▸ Stated problem: Reproduce the data below in full and exclude every picture.

▸ Exercise data:
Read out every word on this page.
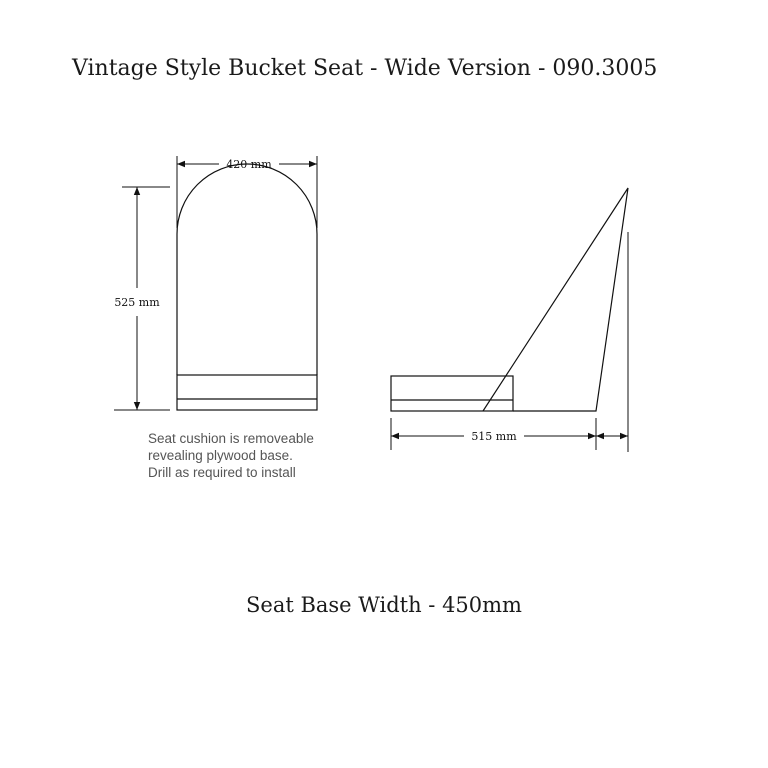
Vintage Style Bucket Seat - Wide Version - 090.3005
420 mm
525 mm
515 mm
Seat cushion is removeable
revealing plywood base.
Drill as required to install
Seat Base Width - 450mm
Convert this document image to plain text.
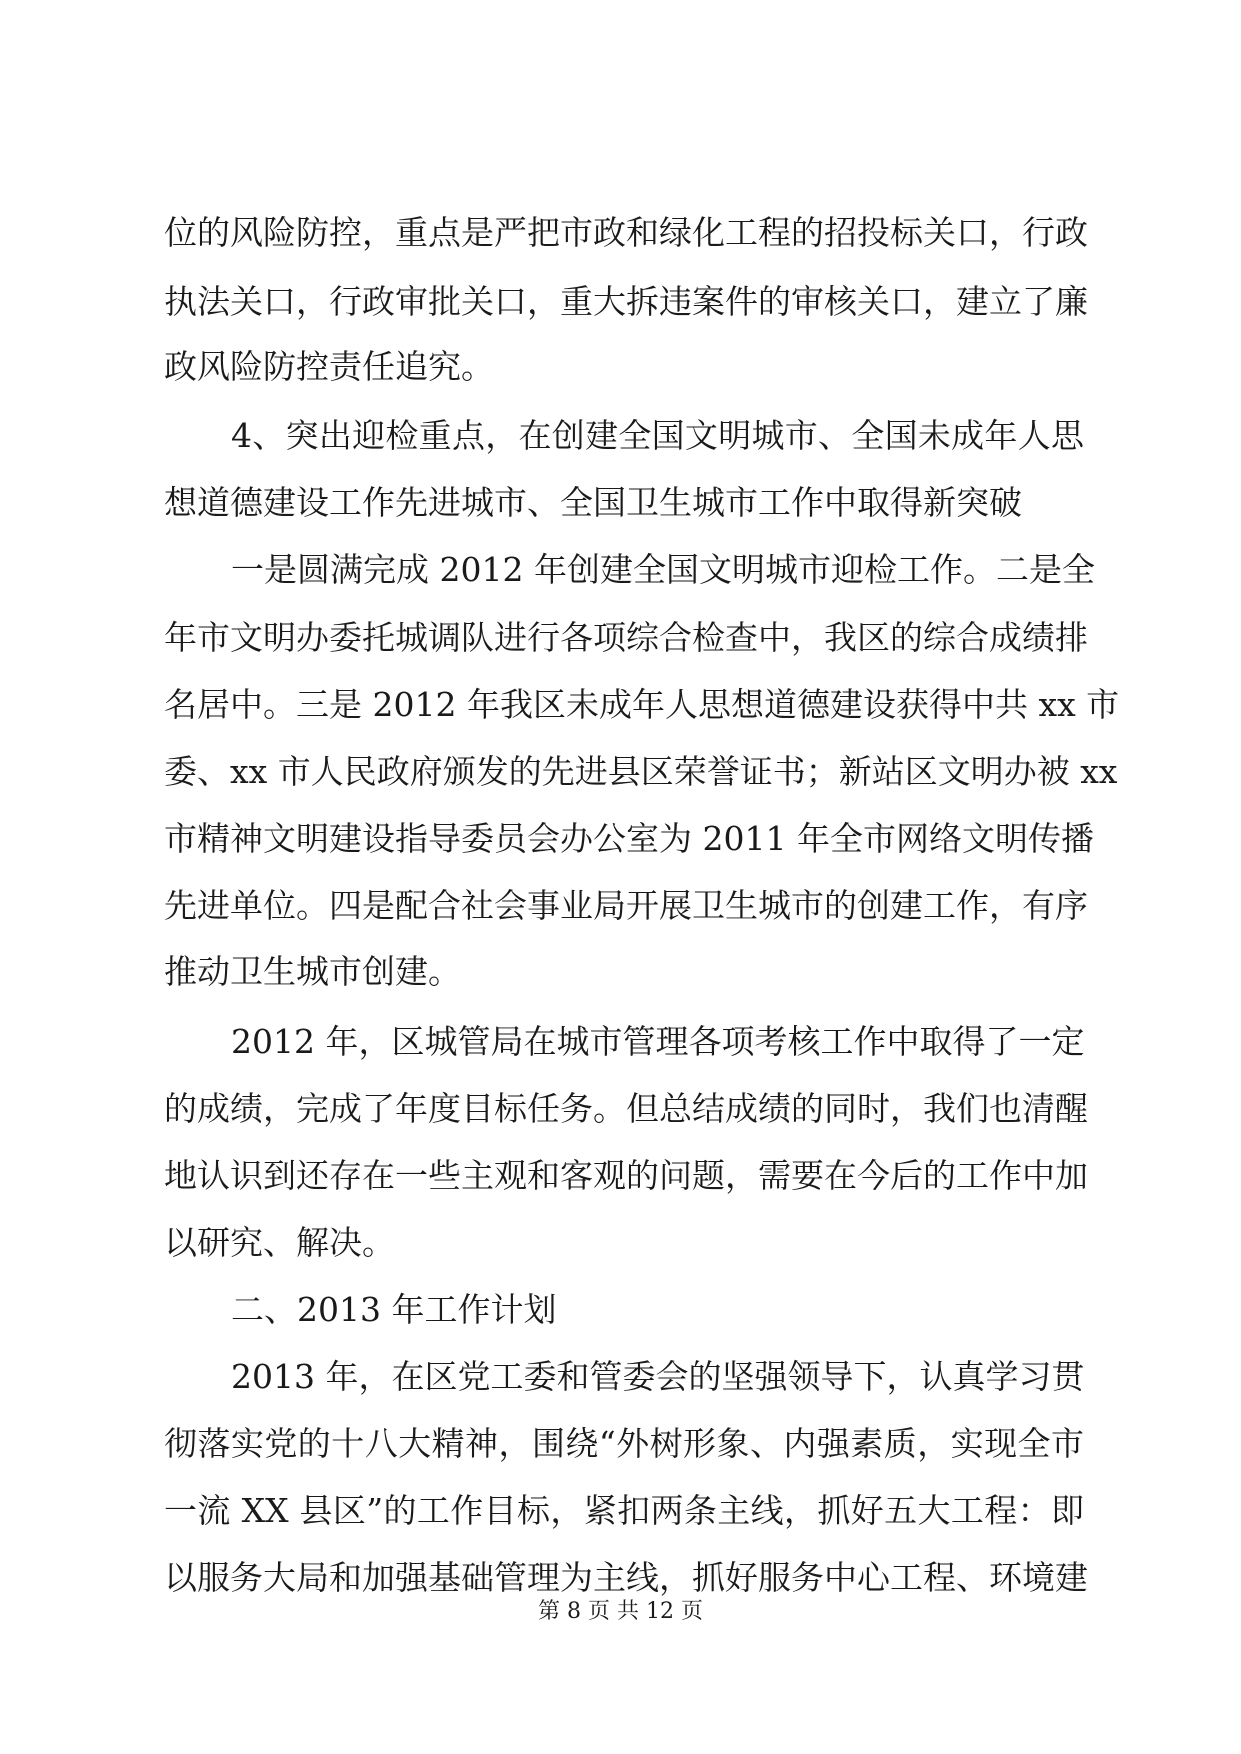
位的风险防控，重点是严把市政和绿化工程的招投标关口，行政
执法关口，行政审批关口，重大拆违案件的审核关口，建立了廉
政风险防控责任追究。
4、突出迎检重点，在创建全国文明城市、全国未成年人思
想道德建设工作先进城市、全国卫生城市工作中取得新突破
一是圆满完成 2012 年创建全国文明城市迎检工作。二是全
年市文明办委托城调队进行各项综合检查中，我区的综合成绩排
名居中。三是 2012 年我区未成年人思想道德建设获得中共 xx 市
委、xx 市人民政府颁发的先进县区荣誉证书；新站区文明办被 xx
市精神文明建设指导委员会办公室为 2011 年全市网络文明传播
先进单位。四是配合社会事业局开展卫生城市的创建工作，有序
推动卫生城市创建。
2012 年，区城管局在城市管理各项考核工作中取得了一定
的成绩，完成了年度目标任务。但总结成绩的同时，我们也清醒
地认识到还存在一些主观和客观的问题，需要在今后的工作中加
以研究、解决。
二、2013 年工作计划
2013 年，在区党工委和管委会的坚强领导下，认真学习贯
彻落实党的十八大精神，围绕“外树形象、内强素质，实现全市
一流 XX 县区”的工作目标，紧扣两条主线，抓好五大工程：即
以服务大局和加强基础管理为主线，抓好服务中心工程、环境建
第 8 页 共 12 页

▸ Task solution:
Read out every word on this page.
Vintage Style Bucket Seat - Wide Version - 090.3005
420 mm
525 mm
515 mm
Seat cushion is removeable
revealing plywood base.
Drill as required to install
Seat Base Width - 450mm
Convert this document image to plain text.
位的风险防控，重点是严把市政和绿化工程的招投标关口，行政
执法关口，行政审批关口，重大拆违案件的审核关口，建立了廉
政风险防控责任追究。
4、突出迎检重点，在创建全国文明城市、全国未成年人思
想道德建设工作先进城市、全国卫生城市工作中取得新突破
一是圆满完成 2012 年创建全国文明城市迎检工作。二是全
年市文明办委托城调队进行各项综合检查中，我区的综合成绩排
名居中。三是 2012 年我区未成年人思想道德建设获得中共 xx 市
委、xx 市人民政府颁发的先进县区荣誉证书；新站区文明办被 xx
市精神文明建设指导委员会办公室为 2011 年全市网络文明传播
先进单位。四是配合社会事业局开展卫生城市的创建工作，有序
推动卫生城市创建。
2012 年，区城管局在城市管理各项考核工作中取得了一定
的成绩，完成了年度目标任务。但总结成绩的同时，我们也清醒
地认识到还存在一些主观和客观的问题，需要在今后的工作中加
以研究、解决。
二、2013 年工作计划
2013 年，在区党工委和管委会的坚强领导下，认真学习贯
彻落实党的十八大精神，围绕“外树形象、内强素质，实现全市
一流 XX 县区”的工作目标，紧扣两条主线，抓好五大工程：即
以服务大局和加强基础管理为主线，抓好服务中心工程、环境建
第 8 页 共 12 页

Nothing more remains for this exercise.